WHAT YOU NEED TO DO: Copy every line of the listing that holds the string "正确的是".

[Stored entries]
==*==

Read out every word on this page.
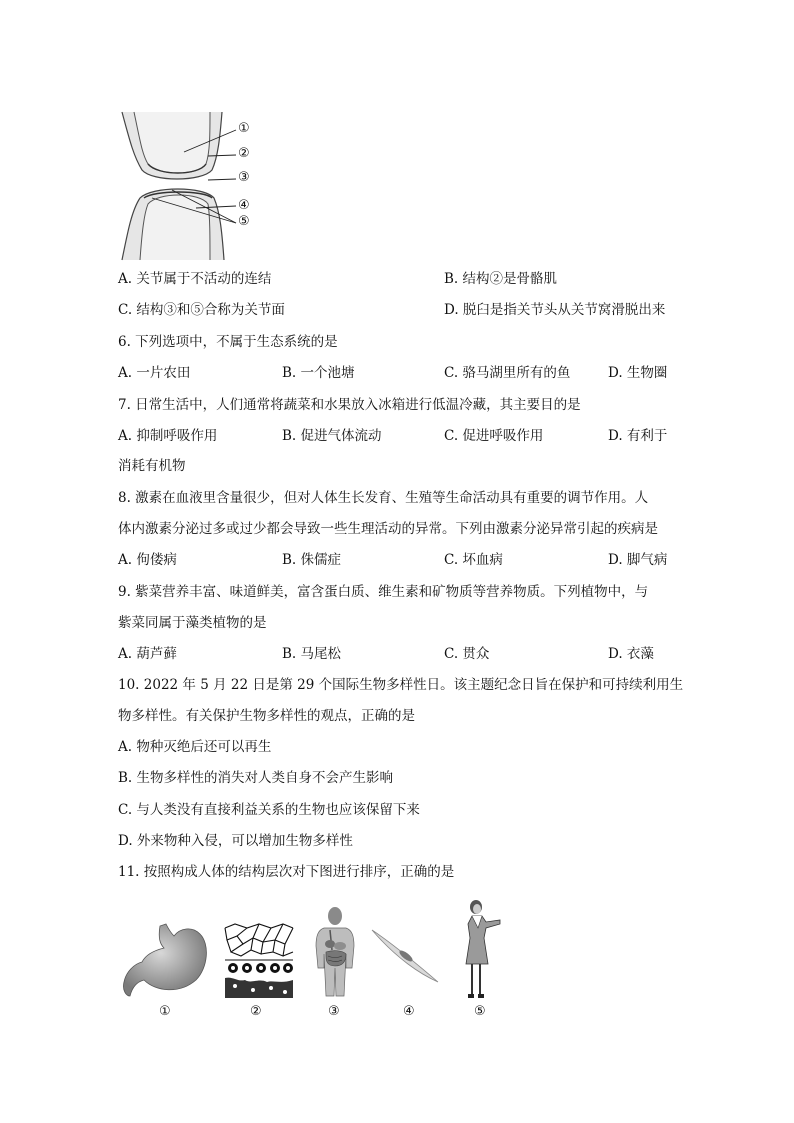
①
②
③
④
⑤
A. 关节属于不活动的连结	B. 结构②是骨骼肌
C. 结构③和⑤合称为关节面	D. 脱臼是指关节头从关节窝滑脱出来
6. 下列选项中，不属于生态系统的是
A. 一片农田	B. 一个池塘	C. 骆马湖里所有的鱼	D. 生物圈
7. 日常生活中，人们通常将蔬菜和水果放入冰箱进行低温冷藏，其主要目的是
A. 抑制呼吸作用	B. 促进气体流动	C. 促进呼吸作用	D. 有利于
消耗有机物
8. 激素在血液里含量很少，但对人体生长发育、生殖等生命活动具有重要的调节作用。人
体内激素分泌过多或过少都会导致一些生理活动的异常。下列由激素分泌异常引起的疾病是
A. 佝偻病	B. 侏儒症	C. 坏血病	D. 脚气病
9. 紫菜营养丰富、味道鲜美，富含蛋白质、维生素和矿物质等营养物质。下列植物中，与
紫菜同属于藻类植物的是
A. 葫芦藓	B. 马尾松	C. 贯众	D. 衣藻
10. 2022 年 5 月 22 日是第 29 个国际生物多样性日。该主题纪念日旨在保护和可持续利用生
物多样性。有关保护生物多样性的观点，正确的是
A. 物种灭绝后还可以再生
B. 生物多样性的消失对人类自身不会产生影响
C. 与人类没有直接利益关系的生物也应该保留下来
D. 外来物种入侵，可以增加生物多样性
11. 按照构成人体的结构层次对下图进行排序，正确的是
①	②	③	④	⑤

==*==

WRITTEN ANSWER:
物多样性。有关保护生物多样性的观点，正确的是
11. 按照构成人体的结构层次对下图进行排序，正确的是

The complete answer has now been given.